Stored records:
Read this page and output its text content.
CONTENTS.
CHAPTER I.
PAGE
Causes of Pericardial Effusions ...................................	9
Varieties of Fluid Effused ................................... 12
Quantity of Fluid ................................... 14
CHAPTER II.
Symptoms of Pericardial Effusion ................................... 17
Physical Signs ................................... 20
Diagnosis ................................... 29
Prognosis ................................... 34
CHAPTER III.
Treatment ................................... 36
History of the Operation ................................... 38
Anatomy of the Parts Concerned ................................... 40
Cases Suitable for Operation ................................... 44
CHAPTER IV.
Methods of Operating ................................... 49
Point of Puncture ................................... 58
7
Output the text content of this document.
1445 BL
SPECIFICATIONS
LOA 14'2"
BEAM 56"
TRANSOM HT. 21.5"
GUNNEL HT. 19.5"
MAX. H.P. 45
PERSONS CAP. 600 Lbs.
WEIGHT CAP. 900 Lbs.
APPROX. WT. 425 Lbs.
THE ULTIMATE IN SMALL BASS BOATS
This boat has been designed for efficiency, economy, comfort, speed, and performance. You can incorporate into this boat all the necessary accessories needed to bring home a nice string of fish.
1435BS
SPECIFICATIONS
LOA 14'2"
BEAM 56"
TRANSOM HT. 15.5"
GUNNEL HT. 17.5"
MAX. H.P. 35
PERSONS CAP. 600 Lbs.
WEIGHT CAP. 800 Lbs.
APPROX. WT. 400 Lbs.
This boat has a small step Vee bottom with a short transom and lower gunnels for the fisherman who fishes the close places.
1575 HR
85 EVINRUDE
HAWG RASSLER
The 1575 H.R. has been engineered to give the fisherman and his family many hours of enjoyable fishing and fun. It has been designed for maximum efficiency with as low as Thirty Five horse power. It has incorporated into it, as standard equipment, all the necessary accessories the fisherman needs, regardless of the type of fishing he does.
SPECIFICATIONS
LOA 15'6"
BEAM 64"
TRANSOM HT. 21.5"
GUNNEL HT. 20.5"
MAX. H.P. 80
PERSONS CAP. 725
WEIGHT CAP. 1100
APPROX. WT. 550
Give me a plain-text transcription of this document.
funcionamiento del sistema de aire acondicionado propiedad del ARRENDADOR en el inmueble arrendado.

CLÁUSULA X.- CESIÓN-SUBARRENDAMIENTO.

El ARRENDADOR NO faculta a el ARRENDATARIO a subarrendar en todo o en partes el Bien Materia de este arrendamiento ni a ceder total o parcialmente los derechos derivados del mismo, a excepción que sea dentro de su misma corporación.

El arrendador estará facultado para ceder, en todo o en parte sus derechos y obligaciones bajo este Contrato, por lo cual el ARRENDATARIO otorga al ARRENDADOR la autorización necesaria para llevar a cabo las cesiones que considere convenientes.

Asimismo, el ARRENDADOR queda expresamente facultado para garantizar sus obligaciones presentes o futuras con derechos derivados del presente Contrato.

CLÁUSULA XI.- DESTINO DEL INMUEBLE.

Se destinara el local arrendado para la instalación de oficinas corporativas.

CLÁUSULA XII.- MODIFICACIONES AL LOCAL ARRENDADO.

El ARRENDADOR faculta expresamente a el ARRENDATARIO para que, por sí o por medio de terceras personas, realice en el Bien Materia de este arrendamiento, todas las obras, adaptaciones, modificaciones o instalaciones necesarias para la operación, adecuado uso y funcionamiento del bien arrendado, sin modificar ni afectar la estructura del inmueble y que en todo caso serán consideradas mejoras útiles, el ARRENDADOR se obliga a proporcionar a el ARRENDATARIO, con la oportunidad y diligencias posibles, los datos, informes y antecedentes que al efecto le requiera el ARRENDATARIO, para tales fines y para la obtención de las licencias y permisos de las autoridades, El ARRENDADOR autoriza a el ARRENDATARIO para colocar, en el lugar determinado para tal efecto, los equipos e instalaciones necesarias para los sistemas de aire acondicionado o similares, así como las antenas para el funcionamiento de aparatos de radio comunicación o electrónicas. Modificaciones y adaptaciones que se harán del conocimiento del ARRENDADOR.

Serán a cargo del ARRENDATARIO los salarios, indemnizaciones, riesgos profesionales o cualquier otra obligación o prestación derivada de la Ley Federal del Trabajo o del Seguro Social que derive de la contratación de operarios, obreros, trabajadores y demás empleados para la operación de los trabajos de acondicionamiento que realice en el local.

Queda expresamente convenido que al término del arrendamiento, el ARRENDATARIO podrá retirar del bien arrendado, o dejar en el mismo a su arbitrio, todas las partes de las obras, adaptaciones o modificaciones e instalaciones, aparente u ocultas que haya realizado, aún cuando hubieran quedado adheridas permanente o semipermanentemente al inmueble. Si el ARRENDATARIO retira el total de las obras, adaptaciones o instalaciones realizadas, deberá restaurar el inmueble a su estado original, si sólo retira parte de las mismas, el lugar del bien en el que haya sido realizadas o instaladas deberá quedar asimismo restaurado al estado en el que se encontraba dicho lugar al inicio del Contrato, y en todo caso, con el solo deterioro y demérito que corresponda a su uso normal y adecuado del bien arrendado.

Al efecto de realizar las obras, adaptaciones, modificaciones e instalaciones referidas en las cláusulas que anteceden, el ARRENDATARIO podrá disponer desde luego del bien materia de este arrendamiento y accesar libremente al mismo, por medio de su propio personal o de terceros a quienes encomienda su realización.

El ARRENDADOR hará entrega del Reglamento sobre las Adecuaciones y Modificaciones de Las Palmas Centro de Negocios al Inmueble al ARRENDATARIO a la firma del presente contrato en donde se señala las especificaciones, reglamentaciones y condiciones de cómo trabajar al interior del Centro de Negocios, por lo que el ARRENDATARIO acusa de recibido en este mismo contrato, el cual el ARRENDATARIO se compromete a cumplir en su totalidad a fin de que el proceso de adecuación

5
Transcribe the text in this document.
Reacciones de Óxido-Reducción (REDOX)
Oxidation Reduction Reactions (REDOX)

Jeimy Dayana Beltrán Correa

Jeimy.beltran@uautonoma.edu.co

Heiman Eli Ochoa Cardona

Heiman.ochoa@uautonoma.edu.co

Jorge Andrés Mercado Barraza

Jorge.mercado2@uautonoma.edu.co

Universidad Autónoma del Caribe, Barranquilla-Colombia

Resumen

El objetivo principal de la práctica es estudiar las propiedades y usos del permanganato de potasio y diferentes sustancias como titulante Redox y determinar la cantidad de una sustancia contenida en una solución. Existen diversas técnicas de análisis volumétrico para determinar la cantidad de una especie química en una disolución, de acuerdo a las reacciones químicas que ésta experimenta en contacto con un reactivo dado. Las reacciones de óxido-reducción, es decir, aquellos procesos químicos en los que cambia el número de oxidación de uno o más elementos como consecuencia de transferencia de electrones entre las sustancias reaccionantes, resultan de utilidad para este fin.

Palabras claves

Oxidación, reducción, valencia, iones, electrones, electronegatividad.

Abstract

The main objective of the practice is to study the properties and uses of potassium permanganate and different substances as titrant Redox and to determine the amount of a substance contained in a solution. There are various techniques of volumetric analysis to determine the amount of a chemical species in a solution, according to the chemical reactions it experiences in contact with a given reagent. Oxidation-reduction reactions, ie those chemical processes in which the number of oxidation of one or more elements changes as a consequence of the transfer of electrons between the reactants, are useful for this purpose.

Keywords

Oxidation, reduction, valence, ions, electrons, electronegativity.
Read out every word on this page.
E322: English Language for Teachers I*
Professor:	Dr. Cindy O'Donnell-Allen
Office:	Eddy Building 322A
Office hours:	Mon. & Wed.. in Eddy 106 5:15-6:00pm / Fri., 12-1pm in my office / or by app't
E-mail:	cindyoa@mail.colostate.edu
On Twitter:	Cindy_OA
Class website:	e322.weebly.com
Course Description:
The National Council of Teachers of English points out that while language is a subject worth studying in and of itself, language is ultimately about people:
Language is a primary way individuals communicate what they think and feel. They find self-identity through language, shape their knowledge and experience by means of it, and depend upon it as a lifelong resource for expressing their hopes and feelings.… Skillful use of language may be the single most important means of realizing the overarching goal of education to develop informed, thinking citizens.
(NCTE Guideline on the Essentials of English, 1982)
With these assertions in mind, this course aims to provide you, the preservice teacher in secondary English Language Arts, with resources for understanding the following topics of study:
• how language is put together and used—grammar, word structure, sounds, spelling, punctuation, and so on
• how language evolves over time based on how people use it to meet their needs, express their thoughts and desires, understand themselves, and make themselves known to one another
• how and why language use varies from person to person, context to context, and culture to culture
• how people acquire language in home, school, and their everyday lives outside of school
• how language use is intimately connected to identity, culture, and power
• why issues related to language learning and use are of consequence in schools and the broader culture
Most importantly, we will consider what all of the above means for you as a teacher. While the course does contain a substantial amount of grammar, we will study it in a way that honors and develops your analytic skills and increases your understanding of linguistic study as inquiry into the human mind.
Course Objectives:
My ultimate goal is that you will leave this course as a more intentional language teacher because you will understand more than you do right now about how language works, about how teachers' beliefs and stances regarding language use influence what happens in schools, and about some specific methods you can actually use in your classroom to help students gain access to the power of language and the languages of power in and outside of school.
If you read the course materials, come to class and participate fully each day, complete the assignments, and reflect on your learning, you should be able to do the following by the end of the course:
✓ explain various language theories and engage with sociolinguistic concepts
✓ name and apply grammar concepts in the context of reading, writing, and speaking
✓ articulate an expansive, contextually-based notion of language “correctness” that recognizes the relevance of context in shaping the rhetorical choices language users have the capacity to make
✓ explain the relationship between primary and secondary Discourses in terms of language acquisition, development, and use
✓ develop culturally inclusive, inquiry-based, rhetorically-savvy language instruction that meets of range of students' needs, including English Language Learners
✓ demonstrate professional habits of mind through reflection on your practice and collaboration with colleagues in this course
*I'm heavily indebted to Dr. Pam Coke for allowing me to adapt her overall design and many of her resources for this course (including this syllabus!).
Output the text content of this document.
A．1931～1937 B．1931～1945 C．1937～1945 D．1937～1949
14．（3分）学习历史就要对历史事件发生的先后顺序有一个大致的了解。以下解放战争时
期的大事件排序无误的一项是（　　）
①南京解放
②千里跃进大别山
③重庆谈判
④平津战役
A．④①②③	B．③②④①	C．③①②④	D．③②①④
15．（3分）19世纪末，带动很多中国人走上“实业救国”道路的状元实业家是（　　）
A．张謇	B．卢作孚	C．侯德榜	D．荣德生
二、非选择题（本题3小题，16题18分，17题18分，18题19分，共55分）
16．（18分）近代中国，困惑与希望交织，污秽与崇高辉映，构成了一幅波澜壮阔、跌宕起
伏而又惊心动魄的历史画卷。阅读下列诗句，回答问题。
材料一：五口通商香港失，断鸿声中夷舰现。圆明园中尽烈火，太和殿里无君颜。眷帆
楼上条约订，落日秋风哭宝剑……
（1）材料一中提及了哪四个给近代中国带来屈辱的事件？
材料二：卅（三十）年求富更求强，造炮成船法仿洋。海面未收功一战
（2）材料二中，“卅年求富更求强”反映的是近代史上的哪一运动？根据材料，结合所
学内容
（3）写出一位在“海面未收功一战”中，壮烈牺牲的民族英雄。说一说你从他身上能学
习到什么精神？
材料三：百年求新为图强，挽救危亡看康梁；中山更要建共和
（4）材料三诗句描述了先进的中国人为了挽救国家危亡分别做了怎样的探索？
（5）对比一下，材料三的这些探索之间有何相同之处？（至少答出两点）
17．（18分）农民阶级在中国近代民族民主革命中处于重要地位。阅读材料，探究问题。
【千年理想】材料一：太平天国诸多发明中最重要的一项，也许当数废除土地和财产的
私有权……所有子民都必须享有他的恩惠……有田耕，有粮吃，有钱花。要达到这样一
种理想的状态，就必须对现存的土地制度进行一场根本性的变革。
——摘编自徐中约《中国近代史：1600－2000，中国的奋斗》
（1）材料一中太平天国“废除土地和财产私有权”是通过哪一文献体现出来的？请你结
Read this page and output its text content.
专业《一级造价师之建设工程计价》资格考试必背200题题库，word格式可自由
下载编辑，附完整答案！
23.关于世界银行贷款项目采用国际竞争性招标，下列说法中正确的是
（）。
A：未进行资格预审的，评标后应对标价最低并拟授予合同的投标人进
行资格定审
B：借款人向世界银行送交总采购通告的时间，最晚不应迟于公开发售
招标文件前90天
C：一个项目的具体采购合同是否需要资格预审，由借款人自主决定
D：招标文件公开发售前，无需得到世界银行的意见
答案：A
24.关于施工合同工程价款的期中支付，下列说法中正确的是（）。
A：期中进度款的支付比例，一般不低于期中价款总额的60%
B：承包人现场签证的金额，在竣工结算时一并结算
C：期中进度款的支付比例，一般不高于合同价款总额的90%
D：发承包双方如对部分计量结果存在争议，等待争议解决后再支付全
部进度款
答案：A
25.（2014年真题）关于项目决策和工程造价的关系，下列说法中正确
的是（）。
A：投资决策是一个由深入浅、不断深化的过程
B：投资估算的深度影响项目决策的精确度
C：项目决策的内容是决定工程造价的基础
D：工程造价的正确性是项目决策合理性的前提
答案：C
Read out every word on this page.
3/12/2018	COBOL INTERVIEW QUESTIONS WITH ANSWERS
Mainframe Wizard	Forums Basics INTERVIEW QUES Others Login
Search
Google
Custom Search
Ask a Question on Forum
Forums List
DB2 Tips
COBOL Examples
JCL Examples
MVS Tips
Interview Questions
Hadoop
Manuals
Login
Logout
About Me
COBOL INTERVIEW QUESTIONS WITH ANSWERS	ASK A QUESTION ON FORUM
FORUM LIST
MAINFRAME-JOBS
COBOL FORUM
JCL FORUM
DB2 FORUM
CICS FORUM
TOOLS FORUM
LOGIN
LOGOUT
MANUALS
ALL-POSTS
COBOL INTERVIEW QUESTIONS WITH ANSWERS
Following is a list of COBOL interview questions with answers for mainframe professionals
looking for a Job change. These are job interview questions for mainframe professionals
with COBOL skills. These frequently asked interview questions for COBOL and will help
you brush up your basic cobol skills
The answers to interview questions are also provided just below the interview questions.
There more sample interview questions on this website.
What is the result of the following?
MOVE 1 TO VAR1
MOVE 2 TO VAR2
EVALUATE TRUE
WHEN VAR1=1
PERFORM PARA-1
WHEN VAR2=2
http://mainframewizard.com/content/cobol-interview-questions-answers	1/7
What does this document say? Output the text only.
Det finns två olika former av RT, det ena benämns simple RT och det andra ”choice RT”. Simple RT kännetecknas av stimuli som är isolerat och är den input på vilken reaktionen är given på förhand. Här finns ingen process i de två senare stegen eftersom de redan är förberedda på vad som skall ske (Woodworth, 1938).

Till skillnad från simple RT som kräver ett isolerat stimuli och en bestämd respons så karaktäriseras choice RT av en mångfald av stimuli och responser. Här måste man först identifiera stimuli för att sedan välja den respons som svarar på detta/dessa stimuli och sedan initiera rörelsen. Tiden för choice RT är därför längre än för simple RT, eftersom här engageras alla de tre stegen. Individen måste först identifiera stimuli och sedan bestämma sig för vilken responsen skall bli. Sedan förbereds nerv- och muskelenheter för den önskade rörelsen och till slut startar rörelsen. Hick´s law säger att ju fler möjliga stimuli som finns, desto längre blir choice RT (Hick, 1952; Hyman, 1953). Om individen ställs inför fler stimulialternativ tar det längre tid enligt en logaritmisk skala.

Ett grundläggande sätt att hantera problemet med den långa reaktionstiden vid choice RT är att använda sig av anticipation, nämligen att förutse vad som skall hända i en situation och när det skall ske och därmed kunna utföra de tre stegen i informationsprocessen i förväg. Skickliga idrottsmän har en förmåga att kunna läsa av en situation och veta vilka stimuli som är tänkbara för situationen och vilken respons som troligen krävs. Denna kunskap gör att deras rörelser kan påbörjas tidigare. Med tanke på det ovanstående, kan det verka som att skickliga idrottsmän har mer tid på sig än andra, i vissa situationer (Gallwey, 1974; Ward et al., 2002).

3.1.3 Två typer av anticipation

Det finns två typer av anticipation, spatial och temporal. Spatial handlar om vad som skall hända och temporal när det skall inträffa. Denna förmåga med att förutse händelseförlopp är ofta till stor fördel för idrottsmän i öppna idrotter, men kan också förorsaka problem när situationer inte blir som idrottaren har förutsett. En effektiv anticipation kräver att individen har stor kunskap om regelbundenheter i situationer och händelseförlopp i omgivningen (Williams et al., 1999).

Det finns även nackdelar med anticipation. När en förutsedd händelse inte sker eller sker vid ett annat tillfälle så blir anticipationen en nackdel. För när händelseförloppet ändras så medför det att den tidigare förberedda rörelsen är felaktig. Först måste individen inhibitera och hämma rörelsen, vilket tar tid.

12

Exercise:
Pick out every line with the string "English" and copy it.

Complete answer:
E322: English Language for Teachers I*
The National Council of Teachers of English points out that while language is a subject worth studying in and of itself, language is ultimately about people:
(NCTE Guideline on the Essentials of English, 1982)
With these assertions in mind, this course aims to provide you, the preservice teacher in secondary English Language Arts, with resources for understanding the following topics of study:
✓ develop culturally inclusive, inquiry-based, rhetorically-savvy language instruction that meets of range of students' needs, including English Language Learners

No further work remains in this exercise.